-------- Listing --------

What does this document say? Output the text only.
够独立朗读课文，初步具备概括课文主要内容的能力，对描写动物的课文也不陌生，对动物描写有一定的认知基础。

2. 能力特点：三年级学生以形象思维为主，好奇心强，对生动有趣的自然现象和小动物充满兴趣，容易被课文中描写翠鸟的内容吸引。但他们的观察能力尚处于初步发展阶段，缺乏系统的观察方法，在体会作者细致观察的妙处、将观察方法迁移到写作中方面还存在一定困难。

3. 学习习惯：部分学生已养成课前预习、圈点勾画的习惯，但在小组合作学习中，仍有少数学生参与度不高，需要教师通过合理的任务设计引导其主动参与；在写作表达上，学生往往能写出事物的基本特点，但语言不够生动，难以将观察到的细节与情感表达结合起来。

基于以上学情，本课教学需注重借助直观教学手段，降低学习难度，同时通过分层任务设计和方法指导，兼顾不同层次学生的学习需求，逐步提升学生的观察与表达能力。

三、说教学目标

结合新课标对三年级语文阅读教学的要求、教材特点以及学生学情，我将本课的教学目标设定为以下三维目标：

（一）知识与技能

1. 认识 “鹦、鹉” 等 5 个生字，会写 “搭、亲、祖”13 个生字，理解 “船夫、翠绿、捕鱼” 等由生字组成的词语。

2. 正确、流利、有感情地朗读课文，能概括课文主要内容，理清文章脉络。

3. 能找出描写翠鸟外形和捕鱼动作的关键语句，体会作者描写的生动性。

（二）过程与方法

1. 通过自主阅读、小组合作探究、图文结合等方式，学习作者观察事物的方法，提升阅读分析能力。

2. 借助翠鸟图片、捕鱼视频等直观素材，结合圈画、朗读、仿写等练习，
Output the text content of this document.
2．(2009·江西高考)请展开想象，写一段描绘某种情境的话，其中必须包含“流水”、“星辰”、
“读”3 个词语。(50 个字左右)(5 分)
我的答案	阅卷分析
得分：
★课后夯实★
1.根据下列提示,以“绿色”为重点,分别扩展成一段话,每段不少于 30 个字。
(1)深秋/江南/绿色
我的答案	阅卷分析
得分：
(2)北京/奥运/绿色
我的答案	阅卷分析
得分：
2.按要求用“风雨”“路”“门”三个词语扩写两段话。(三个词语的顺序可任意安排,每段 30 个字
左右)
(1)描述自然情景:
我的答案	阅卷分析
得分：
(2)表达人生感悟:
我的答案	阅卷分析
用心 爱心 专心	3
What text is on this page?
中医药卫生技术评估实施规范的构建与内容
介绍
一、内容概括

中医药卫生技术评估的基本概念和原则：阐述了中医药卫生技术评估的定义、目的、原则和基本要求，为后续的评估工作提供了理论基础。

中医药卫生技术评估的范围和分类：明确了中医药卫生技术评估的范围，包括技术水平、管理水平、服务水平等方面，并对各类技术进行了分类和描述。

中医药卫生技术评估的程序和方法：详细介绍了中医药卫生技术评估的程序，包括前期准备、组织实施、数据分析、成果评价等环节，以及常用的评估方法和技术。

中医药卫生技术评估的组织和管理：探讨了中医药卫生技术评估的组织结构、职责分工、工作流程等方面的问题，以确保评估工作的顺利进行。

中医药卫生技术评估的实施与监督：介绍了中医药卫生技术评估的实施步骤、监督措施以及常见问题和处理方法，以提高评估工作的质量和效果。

--------

Identify the lines that contain the string "document", and copy every one of them.

→ **Answer to the problem**
What does this document say? Output the text only.
Output the text content of this document.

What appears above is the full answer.